> Given instruction
Copy, from the entries below, each line where the word "values" can be found.
§ §
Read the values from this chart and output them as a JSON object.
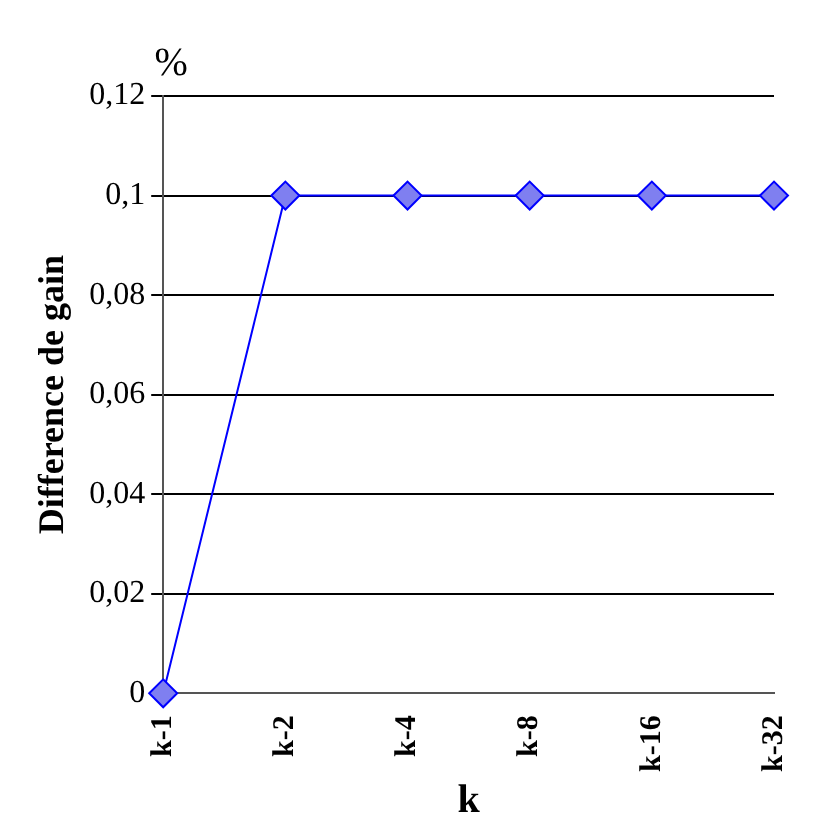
{
  "chart_data": {
    "type": "line",
    "xlabel": "k",
    "ylabel": "Difference de gain",
    "annotations": [
      "%"
    ],
    "categories": [
      "k-1",
      "k-2",
      "k-4",
      "k-8",
      "k-16",
      "k-32"
    ],
    "series": [
      {
        "color": "#0000ff",
        "values": [
          0,
          0.1,
          0.1,
          0.1,
          0.1,
          0.1
        ]
      }
    ],
    "ylim": [
      0,
      0.12
    ],
    "yticks": [
      0,
      {
        "value": 0.02,
        "label": "0,02"
      },
      {
        "value": 0.04,
        "label": "0,04"
      },
      {
        "value": 0.06,
        "label": "0,06"
      },
      {
        "value": 0.08,
        "label": "0,08"
      },
      {
        "value": 0.1,
        "label": "0,1"
      },
      {
        "value": 0.12,
        "label": "0,12"
      }
    ],
    "grid": "y",
    "marker": "diamond",
    "line_style": "solid",
    "legend": false
  }
}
§ §
> Result of this exercise
Read the values from this chart and output them as a JSON object.
        "values": [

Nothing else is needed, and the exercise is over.